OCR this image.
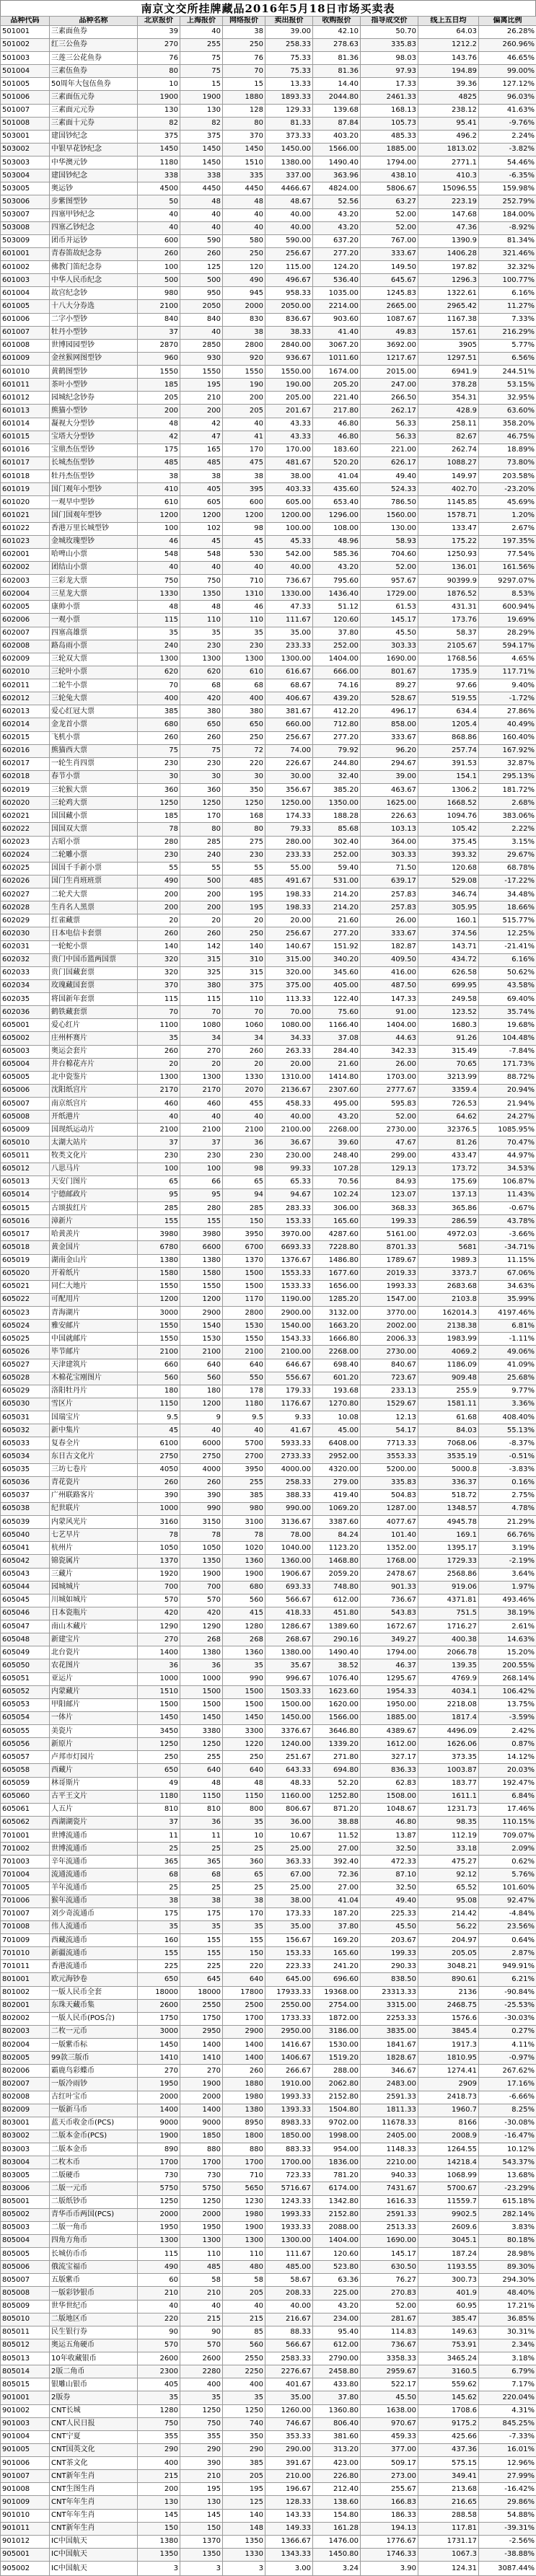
南京文交所挂牌藏品2016年5月18日市场买卖表
品种代码	品种名称	北京报价	上海报价	网络报价	卖出报价	收购报价	指导成交价	线上五日均	偏离比例
501001	三素面鱼券	39	40	38	39.00	42.10	50.70	64.03	26.28%
501002	红三公鱼券	270	255	250	258.33	278.63	335.83	1212.2	260.96%
501003	三莲三公花鱼券	76	75	76	75.33	81.36	98.03	143.76	46.65%
501004	三素伍鱼券	80	75	70	75.33	81.36	97.93	194.89	99.00%
501005	50周年大包伍鱼券	10	15	15	13.33	14.40	17.33	39.36	127.12%
501006	三素面伍元券	1900	1900	1880	1893.33	2044.80	2461.33	4825	96.03%
501007	三素面元元券	130	130	128	129.33	139.68	168.13	238.12	41.63%
501008	三素面十元券	82	82	80	81.33	87.84	105.73	95.41	-9.76%
503001	建国钞纪念	375	375	370	373.33	403.20	485.33	496.2	2.24%
503002	中银早花钞纪念	1450	1450	1450	1450.00	1566.00	1885.00	1813.02	-3.82%
503003	中华澳元钞	1180	1450	1510	1380.00	1490.40	1794.00	2771.1	54.46%
503004	建国钞纪念	338	338	335	337.00	363.96	438.10	410.3	-6.35%
503005	奥运钞	4500	4450	4450	4466.67	4824.00	5806.67	15096.55	159.98%
503006	步紫图型钞	50	48	48	48.67	52.56	63.27	223.19	252.79%
503007	四塞甲钞纪念	40	40	40	40.00	43.20	52.00	147.68	184.00%
503008	四塞乙钞纪念	40	40	40	40.00	43.20	52.00	47.36	-8.92%
503009	团币并运钞	600	590	580	590.00	637.20	767.00	1390.9	81.34%
601001	青春笛故纪念券	260	260	250	256.67	277.20	333.67	1406.28	321.46%
601002	佛教门笛纪念券	100	125	120	115.00	124.20	149.50	197.82	32.32%
601003	中华人民币纪念	500	500	490	496.67	536.40	645.67	1296.3	100.77%
601004	故宫纪念钞	980	950	945	958.33	1035.00	1245.83	1322.61	6.16%
601005	十八大分券选	2100	2050	2000	2050.00	2214.00	2665.00	2965.42	11.27%
601006	二字小型钞	840	840	830	836.67	903.60	1087.67	1167.38	7.33%
601007	牡丹小型钞	37	40	38	38.33	41.40	49.83	157.61	216.29%
601008	世博园园型钞	2870	2850	2800	2840.00	3067.20	3692.00	3905	5.77%
601009	金丝猴网图型钞	960	930	920	936.67	1011.60	1217.67	1297.51	6.56%
601010	黄鹤图型钞	1550	1550	1550	1550.00	1674.00	2015.00	6941.9	244.51%
601011	茶叶小型钞	185	195	190	190.00	205.20	247.00	378.28	53.15%
601012	园城纪念钞券	205	210	200	205.00	221.40	266.50	354.31	32.95%
601013	熊猫小型钞	200	200	205	201.67	217.80	262.17	428.9	63.60%
601014	凝视大分型钞	48	42	40	43.33	46.80	56.33	258.11	358.20%
601015	宝塔大分型钞	42	47	41	43.33	46.80	56.33	82.67	46.75%
601016	宝鼎杰伍型钞	175	165	170	170.00	183.60	221.00	262.74	18.89%
601017	长城杰伍型钞	485	485	475	481.67	520.20	626.17	1088.27	73.80%
601018	牡丹杰伍型钞	38	38	38	38.00	41.04	49.40	149.97	203.58%
601019	国门观年小型钞	410	405	395	403.33	435.60	524.33	402.70	-23.20%
601020	一观早中型钞	610	605	600	605.00	653.40	786.50	1145.85	45.69%
601021	国门国观年型钞	1200	1200	1200	1200.00	1296.00	1560.00	1578.71	1.20%
601022	香港万里长城型钞	100	102	98	100.00	108.00	130.00	133.47	2.67%
601023	金城玫瑰型钞	46	45	45	45.33	48.96	58.93	175.22	197.35%
602001	哈啤山小票	548	548	530	542.00	585.36	704.60	1250.93	77.54%
602002	团结山小票	40	40	40	40.00	43.20	52.00	136.01	161.56%
602003	三彩龙大票	750	750	710	736.67	795.60	957.67	90399.9	9297.07%
602004	三星龙大票	1330	1350	1310	1330.00	1436.40	1729.00	1876.52	8.53%
602005	康帅小票	48	48	46	47.33	51.12	61.53	431.31	600.94%
602006	一观小票	115	110	110	111.67	120.60	145.17	173.76	19.69%
602007	四塞高雄票	35	35	35	35.00	37.80	45.50	58.37	28.29%
602008	路岛雨小票	240	230	230	233.33	252.00	303.33	2105.67	594.17%
602009	三轮双大票	1300	1300	1300	1300.00	1404.00	1690.00	1768.56	4.65%
602010	三轮叶小票	620	620	610	616.67	666.00	801.67	1735.9	117.71%
602011	二轮牛小票	70	68	68	68.67	74.16	89.27	97.66	9.40%
602012	三轮兔大票	400	420	400	406.67	439.20	528.67	519.55	-1.72%
602013	爱心红冠大票	385	380	380	381.67	412.20	496.17	634.4	27.86%
602014	金龙首小票	680	650	650	660.00	712.80	858.00	1205.4	40.49%
602015	飞机小票	260	260	250	256.67	277.20	333.67	868.86	160.40%
602016	熊猫西大票	75	75	72	74.00	79.92	96.20	257.74	167.92%
602017	一轮生肖四票	230	230	220	226.67	244.80	294.67	391.53	32.87%
602018	春节小票	30	30	30	30.00	32.40	39.00	154.1	295.13%
602019	三轮猴大票	360	360	350	356.67	385.20	463.67	1306.2	181.72%
602020	三轮鸡大票	1250	1250	1250	1250.00	1350.00	1625.00	1668.52	2.68%
602021	国国藏小票	185	170	168	174.33	188.28	226.63	1094.76	383.06%
602022	国国双大票	78	80	80	79.33	85.68	103.13	105.42	2.22%
602023	古昭小票	280	285	275	280.00	302.40	364.00	375.45	3.15%
602024	二轮雕小票	230	240	230	233.33	252.00	303.33	393.32	29.67%
602025	国国千手新小票	55	55	55	55.00	59.40	71.50	120.68	68.78%
602026	国门生肖班班票	490	500	485	491.67	531.00	639.17	529.08	-17.22%
602027	二轮犬大票	200	200	195	198.33	214.20	257.83	346.74	34.48%
602028	生肖名人黑票	200	200	195	198.33	214.20	257.83	305.95	18.66%
602029	红雀藏票	20	20	20	20.00	21.60	26.00	160.1	515.77%
602030	日本电信卡套票	260	260	250	256.67	277.20	333.67	374.56	12.25%
602031	一轮蛇小票	140	142	140	140.67	151.92	182.87	143.71	-21.41%
602032	贵门中国币篮两国票	320	315	310	315.00	340.20	409.50	434.72	6.16%
602033	贵门国藏套票	320	325	315	320.00	345.60	416.00	626.58	50.62%
602034	玫瑰藏国套票	370	380	375	375.00	405.00	487.50	699.95	43.58%
602035	将国新年套票	115	115	110	113.33	122.40	147.33	249.58	69.40%
602036	鹤铁藏套票	70	70	70	70.00	75.60	91.00	123.52	35.74%
605001	爱心红片	1100	1080	1060	1080.00	1166.40	1404.00	1680.3	19.68%
605002	庄州杯赛片	35	34	34	34.33	37.08	44.63	91.26	104.48%
605003	奥运会套片	260	270	260	263.33	284.40	342.33	315.49	-7.84%
605004	井台棉花卉片	20	20	20	20.00	21.60	26.00	70.65	171.73%
605005	北中瓷鉴片	1300	1300	1330	1310.00	1414.80	1703.00	3213.99	88.72%
605006	沈阳纸宫片	2170	2170	2070	2136.67	2307.60	2777.67	3359.4	20.94%
605007	南京纸宫片	460	460	455	458.33	495.00	595.83	726.53	21.94%
605008	开纸港片	40	40	40	40.00	43.20	52.00	64.62	24.27%
605009	国现纸运动片	2100	2100	2100	2100.00	2268.00	2730.00	32376.5	1085.95%
605010	太湖大站片	37	37	36	36.67	39.60	47.67	81.26	70.47%
605011	牧类文化片	230	230	230	230.00	248.40	299.00	433.47	44.97%
605012	八思马片	100	100	98	99.33	107.28	129.13	173.72	34.53%
605013	天安门图片	65	66	65	65.33	70.56	84.93	175.69	106.87%
605014	宁德邮政片	95	95	94	94.67	102.24	123.07	137.13	11.43%
605015	古颂拔红片	285	280	285	283.33	306.00	368.33	365.86	-0.67%
605016	漳新片	155	155	150	153.33	165.60	199.33	286.59	43.78%
605017	哈黄羡片	3980	3980	3950	3970.00	4287.60	5161.00	4972.03	-3.66%
605018	黄金国片	6780	6600	6700	6693.33	7228.80	8701.33	5681	-34.71%
605019	湖南金山片	1380	1380	1370	1376.67	1486.80	1789.67	1989.3	11.15%
605020	开着纸片	1580	1580	1500	1553.33	1677.60	2019.33	3373.7	67.06%
605021	同仁大地片	1550	1550	1500	1533.33	1656.00	1993.33	2683.68	34.63%
605022	可配用片	1200	1200	1170	1190.00	1285.20	1547.00	2103.8	35.99%
605023	青海湖片	3000	2900	2800	2900.00	3132.00	3770.00	162014.3	4197.46%
605024	雅安邮片	1550	1540	1530	1540.00	1663.20	2002.00	2138.38	6.81%
605025	中国就邮片	1550	1530	1550	1543.33	1666.80	2006.33	1983.99	-1.11%
605026	毕节邮片	2100	2100	2100	2100.00	2268.00	2730.00	4069.2	49.06%
605027	天津建筑片	660	640	640	646.67	698.40	840.67	1186.09	41.09%
605028	木棉花宝刚图片	560	560	550	556.67	601.20	723.67	909.48	25.68%
605029	洛阳牡丹片	180	180	178	179.33	193.68	233.13	255.9	9.77%
605030	雪区片	1150	1200	1180	1176.67	1270.80	1529.67	1581.11	3.36%
605031	国瑞宝片	9.5	9	9.5	9.33	10.08	12.13	61.68	408.40%
605032	新中集片	45	40	40	41.67	45.00	54.17	84.03	55.13%
605033	复春全片	6100	6000	5700	5933.33	6408.00	7713.33	7068.06	-8.37%
605034	东日古文化片	2750	2750	2700	2733.33	2952.00	3553.33	3535.19	-0.51%
605035	三坊七卷片	4050	4000	3950	4000.00	4320.00	5200.00	5000.8	-3.83%
605036	青花瓷片	260	260	255	258.33	279.00	335.83	336.37	0.16%
605037	广州联路客片	390	390	385	388.33	419.40	504.83	518.72	2.75%
605038	纪世联片	1000	990	980	990.00	1069.20	1287.00	1348.57	4.78%
605039	内蒙风光片	3160	3150	3100	3136.67	3387.60	4077.67	4945.78	21.29%
605040	七艺早片	78	78	78	78.00	84.24	101.40	169.1	66.76%
605041	杭州片	1050	1050	1020	1040.00	1123.20	1352.00	1395.17	3.19%
605042	锦瓷属片	1370	1350	1360	1360.00	1468.80	1768.00	1729.33	-2.19%
605043	三藏片	1920	1900	1900	1906.67	2059.20	2478.67	2568.86	3.64%
605044	园城城片	700	700	680	693.33	748.80	901.33	919.06	1.97%
605045	川城如城片	570	570	560	566.67	612.00	736.67	4371.81	493.46%
605046	日本瓷瓶片	420	420	415	418.33	451.80	543.83	751.5	38.19%
605047	南山木藏片	1290	1290	1280	1286.67	1389.60	1672.67	1716.27	2.61%
605048	新建宝片	270	268	268	268.67	290.16	349.27	400.38	14.63%
605049	北台瓷片	1400	1380	1360	1380.00	1490.40	1794.00	2066.78	15.20%
605050	农花图片	36	36	35	35.67	38.52	46.37	139.35	200.55%
605051	亚运片	1000	1000	990	996.67	1076.40	1295.67	4769.9	268.14%
605052	内蒙藏片	1510	1500	1500	1503.33	1623.60	1954.33	4034.1	106.42%
605053	甲阳邮片	1500	1500	1500	1500.00	1620.00	1950.00	2218.08	13.75%
605054	一体片	1450	1450	1450	1450.00	1566.00	1885.00	1817.4	-3.59%
605055	美瓷片	3450	3380	3300	3376.67	3646.80	4389.67	4496.09	2.42%
605056	新原片	1250	1250	1220	1240.00	1339.20	1612.00	1626.06	0.87%
605057	卢邦市灯园片	250	255	250	251.67	271.80	327.17	373.35	14.12%
605058	西藏片	650	640	640	643.33	694.80	836.33	1003.87	20.03%
605059	林哥斯片	49	48	48	48.33	52.20	62.83	183.77	192.47%
605060	古平王文片	1180	1150	1150	1160.00	1252.80	1508.00	1611.1	6.84%
605061	人五片	810	810	800	806.67	871.20	1048.67	1231.73	17.46%
605062	西湖湖瓷片	37	36	35	36.00	38.88	46.80	98.35	110.15%
701001	世博流通币	11	11	10	10.67	11.52	13.87	112.19	709.07%
701002	世博流通币	25	25	25	25.00	27.00	32.50	33.18	2.09%
701003	辛年流通币	365	365	360	363.33	392.40	472.33	475.27	0.62%
701004	流通流通币	68	68	65	67.00	72.36	87.10	92.12	5.76%
701005	羊年流通币	25	25	25	25.00	27.00	32.50	65.52	101.60%
701006	猴年流通币	38	38	38	38.00	41.04	49.40	95.08	92.47%
701007	刘少奇流通币	175	175	170	173.33	187.20	225.33	214.42	-4.84%
701008	伟人流通币	35	35	35	35.00	37.80	45.50	56.22	23.56%
701009	西藏流通币	160	155	155	156.67	169.20	203.67	204.97	0.64%
701010	新疆流通币	155	155	150	153.33	165.60	199.33	205.05	2.87%
701011	香港流通币	225	225	220	223.33	241.20	290.33	3048.21	949.91%
801001	欧元海钞卷	650	645	640	645.00	696.60	838.50	890.61	6.21%
801002	一版人民币全套	18000	18000	17800	17933.33	19368.00	23313.33	2136	-90.84%
802001	东珠天藏币集	2600	2550	2500	2550.00	2754.00	3315.00	2468.75	-25.53%
802002	一版人民币(POS合)	1750	1750	1700	1733.33	1872.00	2253.33	1576.6	-30.03%
802003	二枚一元币	3000	2950	2900	2950.00	3186.00	3835.00	3845.4	0.27%
802004	一版紫币标	1450	1400	1400	1416.67	1530.00	1841.67	1917.3	4.11%
802005	99款三版币	1410	1410	1400	1406.67	1519.20	1828.67	1810.95	-0.97%
802006	霸鹿鸟彩蝶币	270	270	260	266.67	288.00	346.67	1274.41	267.62%
802007	一版冷雨钞	1950	1900	1880	1910.00	2062.80	2483.00	2909	17.16%
802008	古红叶宝币	2000	2000	1980	1993.33	2152.80	2591.33	2418.73	-6.66%
802009	一版新马币	1400	1400	1380	1393.33	1504.80	1811.33	1960.7	8.25%
803001	蓝天币收金币(PCS)	9000	9000	8950	8983.33	9702.00	11678.33	8166	-30.08%
803002	二版本金币(PCS)	1900	1850	1800	1850.00	1998.00	2405.00	2008.9	-16.47%
803003	二版本金币	890	880	880	883.33	954.00	1148.33	1264.55	10.12%
803004	二枚木币	1700	1700	1700	1700.00	1836.00	2210.00	14218.4	543.37%
803005	二版硬币	730	730	710	723.33	781.20	940.33	1068.99	13.68%
803006	二版一元币	5750	5750	5650	5716.67	6174.00	7431.67	5700.67	-23.29%
805001	二版纸钞币	1250	1250	1230	1243.33	1342.80	1616.33	11559.7	615.18%
805002	青华币币两国(PCS)	2000	2000	1980	1993.33	2152.80	2591.33	9902.5	282.14%
805003	二版一角币	1950	1950	1900	1933.33	2088.00	2513.33	2609.6	3.83%
805004	四角方角币	1300	1300	1300	1300.00	1404.00	1690.00	3045.1	80.18%
805005	长城仿币币	115	110	110	111.67	120.60	145.17	187.24	28.98%
805006	俄流宝福币	490	485	480	485.00	523.80	630.50	1193.55	89.30%
805007	五版紫币	60	58	58	58.67	63.36	76.27	300.73	294.30%
805008	一版彩钞银币	210	210	205	208.33	225.00	270.83	401.9	48.40%
805009	世华世纪币	40	40	40	40.00	43.20	52.00	60.95	17.21%
805010	二版地区币	220	215	215	216.67	234.00	281.67	385.47	36.85%
805011	民生银行券	90	90	85	88.33	95.40	114.83	149.63	30.31%
805012	奥运五角硬币	570	570	560	566.67	612.00	736.67	753.91	2.34%
805013	10年收藏银币	2600	2600	2550	2583.33	2790.00	3358.33	3465.24	3.18%
805014	2版二角币	2300	2280	2250	2276.67	2458.80	2959.67	3160.5	6.79%
805015	银雕山银币	405	400	400	401.67	433.80	522.17	559.62	7.17%
901001	2版券	35	35	35	35.00	37.80	45.50	145.62	220.04%
901002	CNT长城	1280	1250	1250	1260.00	1360.80	1638.00	1708.6	4.31%
901003	CNT人民日报	750	750	740	746.67	806.40	970.67	9175.2	845.25%
901004	CNT宁夏	355	355	350	353.33	381.60	459.33	425.66	-7.33%
901005	CNT国英文化	290	290	290	290.00	313.20	377.00	437.36	16.01%
901006	CNT茶文化	400	390	385	391.67	423.00	509.17	575.15	12.96%
901007	CNT新年生肖	215	210	205	210.00	226.80	273.00	349.41	27.99%
901008	CNT生图生肖	200	195	195	196.67	212.40	255.67	213.68	-16.42%
901009	CNT年年生肖	130	130	125	128.33	138.60	166.83	216.65	29.86%
901010	CNT年年生肖	145	145	140	143.33	154.80	186.33	288.58	54.88%
901011	CNT新年生肖	150	150	148	149.33	161.28	194.13	117.81	-39.31%
901012	IC中国航天	1380	1370	1350	1366.67	1476.00	1776.67	1731.17	-2.56%
905001	IC中国航天	1350	1350	1330	1343.33	1450.80	1746.33	1067.3	-38.88%
905002	IC中国航天	3	3	3	3.00	3.24	3.90	124.31	3087.44%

* * *

Task to carry out
List every line from the entries above in which "世博流通币" appears.

Solution to the exercise
701001	世博流通币	11	11	10	10.67	11.52	13.87	112.19	709.07%
701002	世博流通币	25	25	25	25.00	27.00	32.50	33.18	2.09%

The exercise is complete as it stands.